INSTRUCTIONS TO FOLLOW
Leave the pictures out and reproduce, exactly, the lines from the one with "Give me the" through the end of the entries below.

DATA EXTRACT

▬▬▬▬▬▬

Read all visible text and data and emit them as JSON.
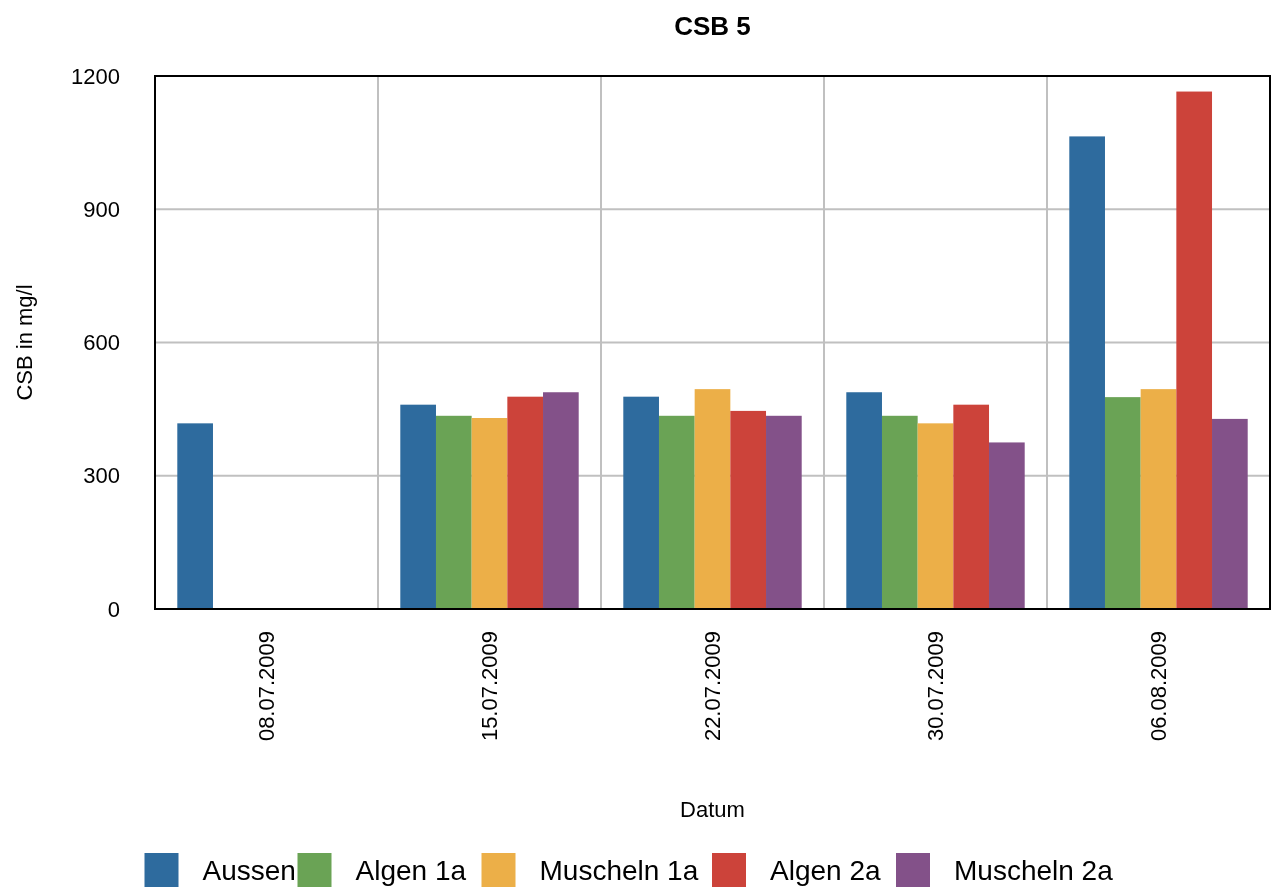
{
  "chart_data": {
    "type": "bar",
    "title": "CSB 5",
    "xlabel": "Datum",
    "ylabel": "CSB in mg/l",
    "categories": [
      "08.07.2009",
      "15.07.2009",
      "22.07.2009",
      "30.07.2009",
      "06.08.2009"
    ],
    "series": [
      {
        "name": "Aussen",
        "color": "#2e6b9e",
        "values": [
          418,
          460,
          478,
          488,
          1064
        ]
      },
      {
        "name": "Algen 1a",
        "color": "#6aa355",
        "values": [
          null,
          435,
          435,
          435,
          477
        ]
      },
      {
        "name": "Muscheln 1a",
        "color": "#ecaf48",
        "values": [
          null,
          430,
          495,
          418,
          495
        ]
      },
      {
        "name": "Algen 2a",
        "color": "#cc433a",
        "values": [
          null,
          478,
          446,
          460,
          1165
        ]
      },
      {
        "name": "Muscheln 2a",
        "color": "#835189",
        "values": [
          null,
          488,
          435,
          375,
          428
        ]
      }
    ],
    "ylim": [
      0,
      1200
    ],
    "yticks": [
      0,
      300,
      600,
      900,
      1200
    ],
    "grid": true,
    "legend": "bottom"
  }
}
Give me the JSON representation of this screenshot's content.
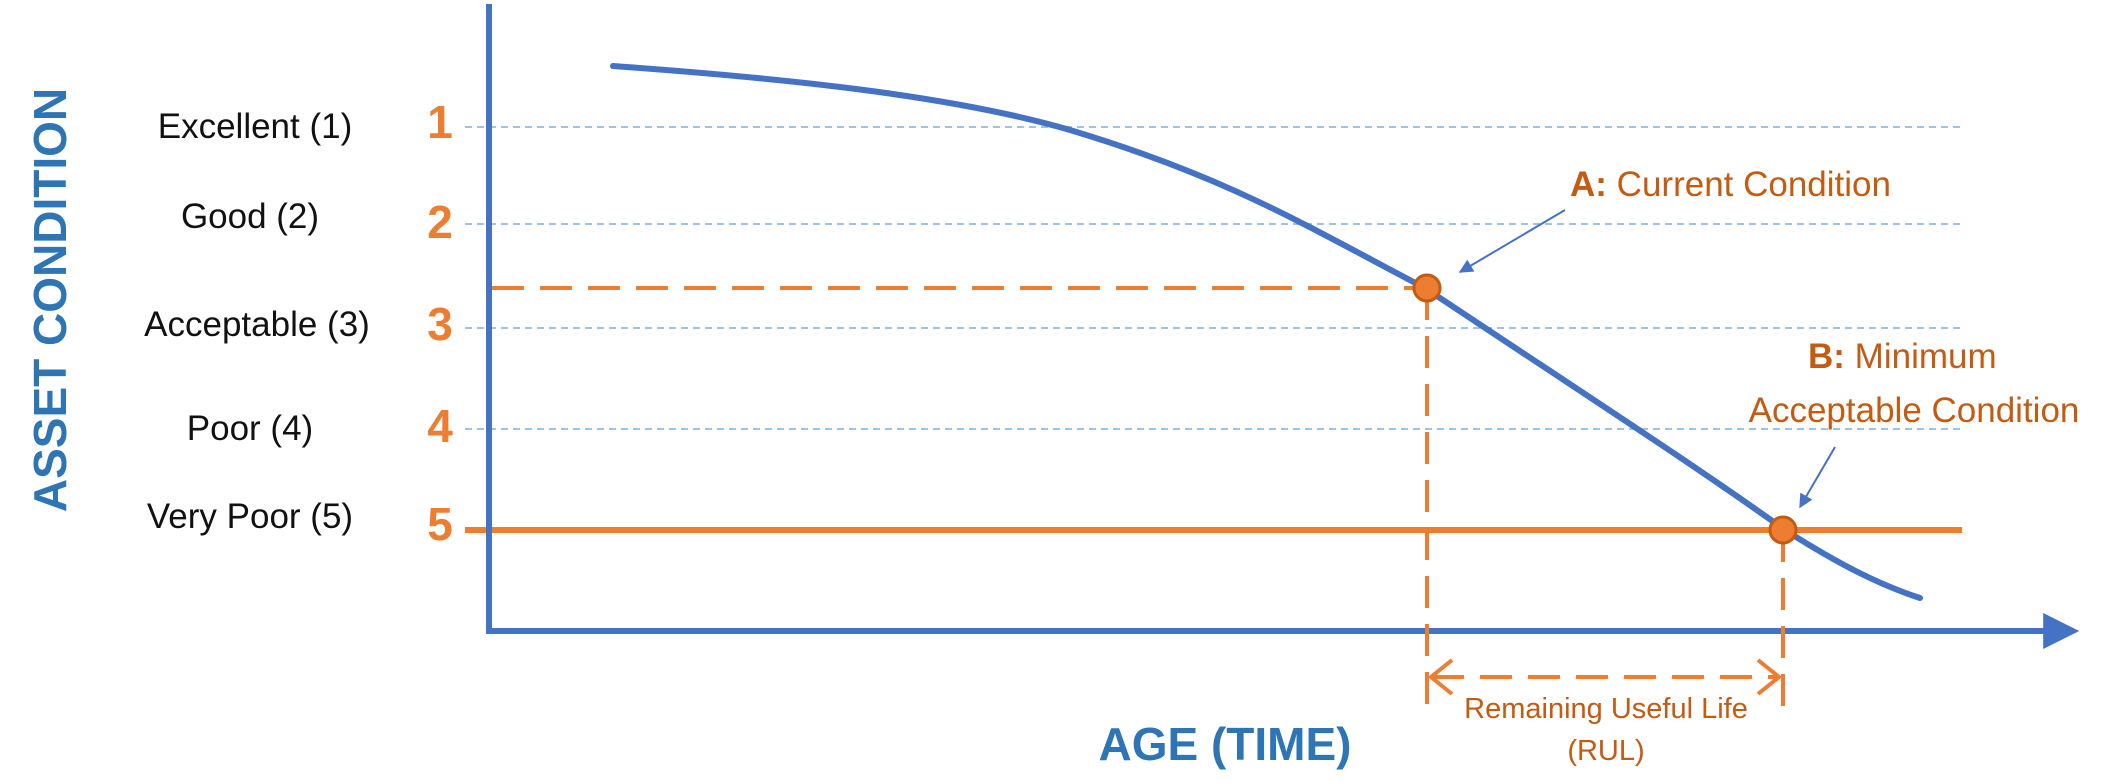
{
  "colors": {
    "axis": "#4472C4",
    "curve": "#4472C4",
    "accent": "#ED7D31",
    "accent_text": "#C55A11",
    "axis_title": "#2E75B6",
    "gridline": "#9DC3E6"
  },
  "y_axis": {
    "title": "ASSET CONDITION",
    "levels": [
      {
        "num": "1",
        "label": "Excellent (1)"
      },
      {
        "num": "2",
        "label": "Good (2)"
      },
      {
        "num": "3",
        "label": "Acceptable (3)"
      },
      {
        "num": "4",
        "label": "Poor (4)"
      },
      {
        "num": "5",
        "label": "Very Poor (5)"
      }
    ]
  },
  "x_axis": {
    "title": "AGE (TIME)"
  },
  "point_a": {
    "prefix": "A:",
    "text": "Current Condition"
  },
  "point_b": {
    "prefix": "B:",
    "line1": "Minimum",
    "line2": "Acceptable Condition"
  },
  "rul": {
    "line1": "Remaining Useful Life",
    "line2": "(RUL)"
  }
}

▬▬▬▬▬▬

SOLUTION
Give me the JSON representation of this screenshot's content.
{
  "colors": {
    "axis": "#4472C4",
    "curve": "#4472C4",
    "accent": "#ED7D31",
    "accent_text": "#C55A11",
    "axis_title": "#2E75B6",
    "gridline": "#9DC3E6"
  },
  "y_axis": {
    "title": "ASSET CONDITION",
    "levels": [
      {
        "num": "1",
        "label": "Excellent (1)"
      },
      {
        "num": "2",
        "label": "Good (2)"
      },
      {
        "num": "3",
        "label": "Acceptable (3)"
      },
      {
        "num": "4",
        "label": "Poor (4)"
      },
      {
        "num": "5",
        "label": "Very Poor (5)"
      }
    ]
  },
  "x_axis": {
    "title": "AGE (TIME)"
  },
  "point_a": {
    "prefix": "A:",
    "text": "Current Condition"
  },
  "point_b": {
    "prefix": "B:",
    "line1": "Minimum",
    "line2": "Acceptable Condition"
  },
  "rul": {
    "line1": "Remaining Useful Life",
    "line2": "(RUL)"
  }
}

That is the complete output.